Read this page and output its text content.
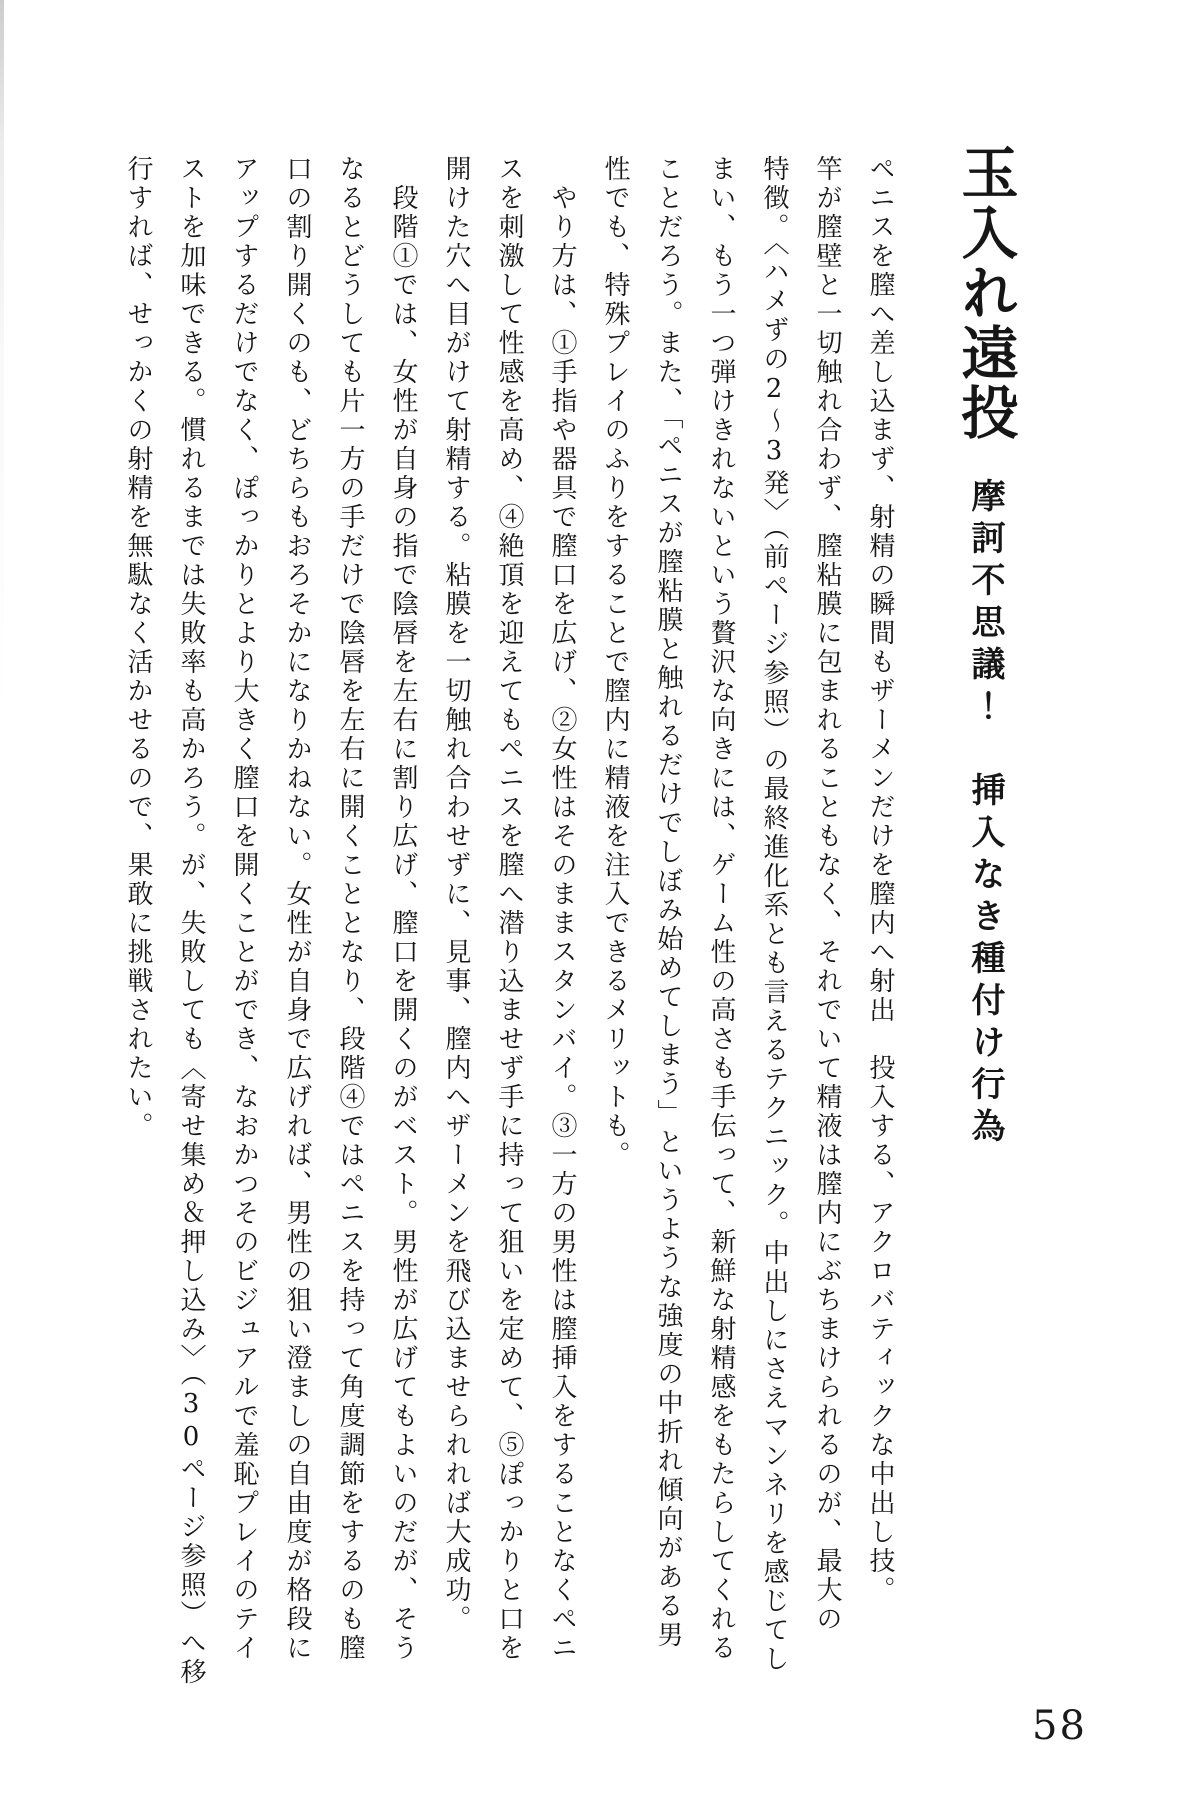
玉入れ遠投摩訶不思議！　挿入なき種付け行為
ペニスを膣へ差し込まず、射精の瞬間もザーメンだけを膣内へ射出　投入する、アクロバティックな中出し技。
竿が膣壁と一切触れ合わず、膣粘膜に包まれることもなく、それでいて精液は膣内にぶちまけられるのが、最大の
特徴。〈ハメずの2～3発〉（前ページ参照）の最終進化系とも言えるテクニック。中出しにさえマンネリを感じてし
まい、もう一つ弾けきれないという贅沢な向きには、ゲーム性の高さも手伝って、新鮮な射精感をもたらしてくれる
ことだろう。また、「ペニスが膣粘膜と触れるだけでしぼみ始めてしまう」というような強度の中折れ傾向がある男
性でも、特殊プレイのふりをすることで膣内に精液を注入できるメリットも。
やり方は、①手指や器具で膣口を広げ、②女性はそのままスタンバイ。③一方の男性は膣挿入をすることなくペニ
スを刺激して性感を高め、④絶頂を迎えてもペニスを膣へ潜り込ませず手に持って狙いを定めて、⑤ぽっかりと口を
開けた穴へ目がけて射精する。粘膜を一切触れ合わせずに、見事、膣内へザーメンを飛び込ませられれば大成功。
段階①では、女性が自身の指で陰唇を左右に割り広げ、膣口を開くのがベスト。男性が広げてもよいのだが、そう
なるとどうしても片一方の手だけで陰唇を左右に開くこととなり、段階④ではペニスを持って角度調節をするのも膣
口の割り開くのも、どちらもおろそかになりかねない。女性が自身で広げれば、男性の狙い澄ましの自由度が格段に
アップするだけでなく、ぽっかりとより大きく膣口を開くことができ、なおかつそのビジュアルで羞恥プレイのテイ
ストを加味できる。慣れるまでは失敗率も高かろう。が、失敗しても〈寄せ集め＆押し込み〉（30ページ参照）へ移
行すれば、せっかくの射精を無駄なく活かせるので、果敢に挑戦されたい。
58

★ ★ ★ ★

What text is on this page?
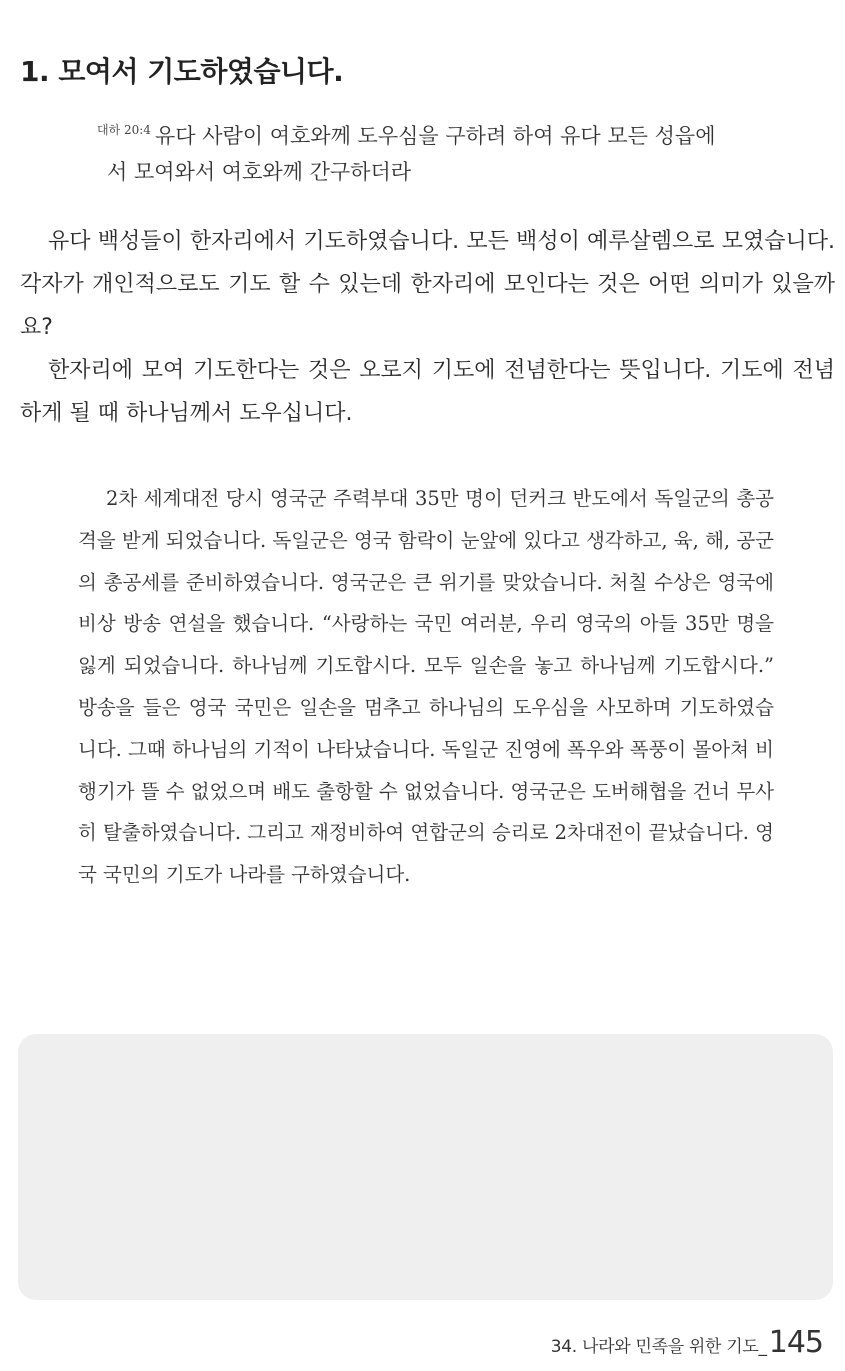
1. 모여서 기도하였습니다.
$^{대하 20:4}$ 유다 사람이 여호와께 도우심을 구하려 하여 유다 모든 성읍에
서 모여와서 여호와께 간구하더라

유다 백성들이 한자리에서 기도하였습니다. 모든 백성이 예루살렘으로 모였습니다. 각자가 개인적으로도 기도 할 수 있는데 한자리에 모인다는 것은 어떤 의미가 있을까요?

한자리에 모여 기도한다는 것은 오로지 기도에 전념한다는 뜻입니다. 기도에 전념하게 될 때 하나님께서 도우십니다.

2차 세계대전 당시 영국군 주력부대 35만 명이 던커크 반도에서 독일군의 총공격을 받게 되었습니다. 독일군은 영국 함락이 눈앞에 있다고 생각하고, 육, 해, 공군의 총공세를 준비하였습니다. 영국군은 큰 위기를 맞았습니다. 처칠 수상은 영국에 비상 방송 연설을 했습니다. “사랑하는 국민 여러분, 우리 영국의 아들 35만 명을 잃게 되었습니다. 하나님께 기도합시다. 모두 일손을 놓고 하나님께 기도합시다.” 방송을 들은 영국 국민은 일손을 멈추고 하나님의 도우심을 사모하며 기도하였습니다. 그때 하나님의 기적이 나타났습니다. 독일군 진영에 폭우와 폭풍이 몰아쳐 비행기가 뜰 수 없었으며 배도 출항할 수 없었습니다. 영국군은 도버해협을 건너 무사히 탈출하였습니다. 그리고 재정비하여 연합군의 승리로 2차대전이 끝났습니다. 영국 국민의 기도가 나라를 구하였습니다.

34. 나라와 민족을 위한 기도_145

★ ★ ★ ★

* _Aim_:
Using the entries above, return each line in which the word "여호와께" occurs.

* _Full solution_:
$^{대하 20:4}$ 유다 사람이 여호와께 도우심을 구하려 하여 유다 모든 성읍에
서 모여와서 여호와께 간구하더라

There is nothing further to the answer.